EXTRAIT CITÉ:

· · · · ·

Sénégal: une saison blanche et humide pour l'arachide [1/2]
Publié le :
La campagne d’achat de la graine a commencé fin novembre et est toujours en cours. Avec leurs faibles récoltes, les agriculteurs préfèrent de plus en plus se détourner des circuits officiels pour vendre à des acheteurs étrangers qui offrent de meilleurs prix.

De notre correspondante à Dakar,
Dans le champ d’Abdoulaziz Ndiaye au village de Tioupane, la terre est encore humide. Pourtant la dernière pluie est tombée en octobre. « Ça, ce sont de fortes pluies qui se sont abattues pendant la saison des pluies. Cela a impacté sur la production des arachides et les plantes ne pouvaient pas se développer correctement. Ça a été vraiment une récolte catastrophique. Je peux dire que pendant les 10 ans passés, on n’a pas eu une saison pareille. »
Des pluies importantes, mais mal réparties dans le temps et qui ont commencé fin mai, plus tôt que d’habitude. Un effet du changement climatique dont il faudra tenir compte pour Ibou Faye, également cultivateur. « Si on s’était préparé en conséquence, peut-être, on aurait pu taper sur des variétés que l’on pourrait semer au mois d’août pour peut-être récolter en octobre. Cela relève de la compétence de l’État », estime Ibou Faye.
La moitié des terres cultivées dans le bassin arachidier
Dans le bassin arachidier, au centre du Sénégal, la graine occupe la moitié des terres cultivées. À quelques kilomètres du champ d’Abdoulaziz, les entrepôts de la coopérative GIPA, qui achète aux agriculteurs pour revendre à l’huilier Copeol, sont presque vides. Seuls quelques tas de sacs sont empilés.
Pour Sidy Ba, responsable de la coopérative et secrétaire général du Cadre de concertation des producteurs d’arachides : « À pareille époque déjà, l’année dernière, on avait plus de 300 tonnes ici. Aujourd’hui, c’est à peine si on a 30 tonnes. »

· · · · ·

ENTRÉES FOURNIES:

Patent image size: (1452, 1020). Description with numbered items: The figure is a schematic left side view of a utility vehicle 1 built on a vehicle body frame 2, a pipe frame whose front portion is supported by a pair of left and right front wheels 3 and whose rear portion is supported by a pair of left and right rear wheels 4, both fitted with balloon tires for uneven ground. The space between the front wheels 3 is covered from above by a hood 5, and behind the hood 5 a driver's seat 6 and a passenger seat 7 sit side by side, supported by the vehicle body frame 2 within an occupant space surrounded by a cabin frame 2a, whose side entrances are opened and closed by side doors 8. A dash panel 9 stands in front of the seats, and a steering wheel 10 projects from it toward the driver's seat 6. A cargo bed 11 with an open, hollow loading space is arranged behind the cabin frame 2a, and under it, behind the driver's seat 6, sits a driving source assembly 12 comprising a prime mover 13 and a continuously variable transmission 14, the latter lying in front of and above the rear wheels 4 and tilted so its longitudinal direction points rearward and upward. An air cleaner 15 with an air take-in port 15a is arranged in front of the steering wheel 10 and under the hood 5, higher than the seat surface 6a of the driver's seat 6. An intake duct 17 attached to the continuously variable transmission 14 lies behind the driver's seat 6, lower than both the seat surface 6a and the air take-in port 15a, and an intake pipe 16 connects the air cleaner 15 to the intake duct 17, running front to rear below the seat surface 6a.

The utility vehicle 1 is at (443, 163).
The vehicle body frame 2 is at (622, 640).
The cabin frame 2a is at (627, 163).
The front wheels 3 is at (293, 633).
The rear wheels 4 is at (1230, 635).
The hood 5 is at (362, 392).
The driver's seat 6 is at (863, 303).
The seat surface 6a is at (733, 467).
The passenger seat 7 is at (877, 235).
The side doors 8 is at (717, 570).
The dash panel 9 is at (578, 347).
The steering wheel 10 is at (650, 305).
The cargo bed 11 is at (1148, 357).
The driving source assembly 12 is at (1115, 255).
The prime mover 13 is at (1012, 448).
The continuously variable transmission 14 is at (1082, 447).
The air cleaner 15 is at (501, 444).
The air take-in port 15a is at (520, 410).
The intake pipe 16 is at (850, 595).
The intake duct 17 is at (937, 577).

· · · · ·

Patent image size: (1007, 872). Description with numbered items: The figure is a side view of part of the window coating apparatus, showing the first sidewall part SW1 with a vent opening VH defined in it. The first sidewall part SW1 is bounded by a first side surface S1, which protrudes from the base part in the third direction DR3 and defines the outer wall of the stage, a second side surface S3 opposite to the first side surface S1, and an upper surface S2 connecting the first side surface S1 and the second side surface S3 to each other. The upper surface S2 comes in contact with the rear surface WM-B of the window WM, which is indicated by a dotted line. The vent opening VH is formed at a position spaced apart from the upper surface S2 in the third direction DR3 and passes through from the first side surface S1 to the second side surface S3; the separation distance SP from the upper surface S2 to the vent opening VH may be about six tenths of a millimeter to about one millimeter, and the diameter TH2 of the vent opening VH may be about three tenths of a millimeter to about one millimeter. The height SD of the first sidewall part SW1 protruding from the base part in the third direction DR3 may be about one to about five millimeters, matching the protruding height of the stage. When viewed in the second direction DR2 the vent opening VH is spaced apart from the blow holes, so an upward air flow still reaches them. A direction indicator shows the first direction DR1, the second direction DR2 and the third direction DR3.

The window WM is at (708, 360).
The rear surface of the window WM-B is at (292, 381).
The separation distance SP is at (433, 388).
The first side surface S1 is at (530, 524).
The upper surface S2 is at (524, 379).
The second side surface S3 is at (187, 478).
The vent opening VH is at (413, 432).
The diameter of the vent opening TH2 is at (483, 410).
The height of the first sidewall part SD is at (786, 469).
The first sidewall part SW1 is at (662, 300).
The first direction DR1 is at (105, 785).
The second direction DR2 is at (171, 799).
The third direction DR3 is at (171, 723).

· · · · ·

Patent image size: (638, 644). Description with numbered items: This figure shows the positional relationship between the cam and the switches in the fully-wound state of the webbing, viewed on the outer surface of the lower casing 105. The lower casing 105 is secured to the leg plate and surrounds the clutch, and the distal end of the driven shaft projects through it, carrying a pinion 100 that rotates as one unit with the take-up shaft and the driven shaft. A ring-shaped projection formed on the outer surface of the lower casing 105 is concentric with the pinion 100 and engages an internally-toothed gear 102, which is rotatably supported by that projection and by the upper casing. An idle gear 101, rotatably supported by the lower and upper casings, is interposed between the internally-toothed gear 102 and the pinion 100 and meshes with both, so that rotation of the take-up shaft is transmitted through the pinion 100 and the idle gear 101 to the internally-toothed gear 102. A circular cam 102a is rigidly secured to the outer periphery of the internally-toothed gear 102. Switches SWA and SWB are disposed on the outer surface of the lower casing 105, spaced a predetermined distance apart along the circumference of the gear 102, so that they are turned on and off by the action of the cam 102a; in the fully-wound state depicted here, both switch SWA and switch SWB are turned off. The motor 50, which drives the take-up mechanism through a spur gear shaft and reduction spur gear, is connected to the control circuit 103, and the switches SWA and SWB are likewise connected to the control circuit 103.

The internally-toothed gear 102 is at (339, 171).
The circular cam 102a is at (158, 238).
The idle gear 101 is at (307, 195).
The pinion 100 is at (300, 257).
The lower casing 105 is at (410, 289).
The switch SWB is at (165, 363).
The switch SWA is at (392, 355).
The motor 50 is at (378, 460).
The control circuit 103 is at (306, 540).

· · · · ·

EXERCICES PROPOSÉS:
- 1) D'après l'article sur l'arachide au Sénégal, quelle quantité la coopérative GIPA avait-elle dans ses entrepôts à la même époque l'année dernière ?
- 2) Rédigez la suite de l'article sur l'arachide au Sénégal, s'il vous plaît.

RÉSULTATS ATTENDUS:
- 1) Plus de 300 tonnes.

- 2)
En plus des conditions climatiques, les cultivateurs ont peiné à se procurer de l’engrais et le prix du sac a explosé (de 15 000 francs CFA à 25 000 francs CFA environ). Parmi les raisons invoquées, la guerre en Ukraine, et l’export d’une grande partie de la production sénégalaise. La guerre des prix a donc été plus féroce encore cette année. « Et les prix proposés aussi n’étaient pas incitatifs en novembre 2022 », souligne Sidy Ba.
Écouler les stocks avant le début de la campagne
En début de saison, le prix plancher négocié en concertation avec les différents acteurs, dont les huiliers sénégalais, était de 275 francs CFA le kilo. Pas suffisant pour les cultivateurs. La présence sur le marché d’acheteurs étrangers, chinois en tête, a fait grimper les prix. Ils ont proposé jusqu’à 400 francs CFA le kilo et une plus grande flexibilité, ce qui a convaincu El Hadj Ndiaye.
« Je préfère vendre aux étrangers plutôt qu’aux huiliers nationaux parce que le prix est plus avantageux », assume-t-il. « En plus, je reste sur place, ils viennent me trouver directement au village pour acheter les arachides. Les Sénégalais, il faut aller vers eux aux points de collecte et le prix est moindre. »
Beaucoup de paysans se détournent donc des huiliers pour écouler leurs stocks avant même le début de la campagne. Le prix plancher a finalement été réévalué à 375 francs CFA le kilo. Mais face à des récoltes aussi aléatoires, l’avenir des cultivateurs est incertain. Selon la Banque mondiale, 27 % des ménages sénégalais vivent de la culture de l’arachide.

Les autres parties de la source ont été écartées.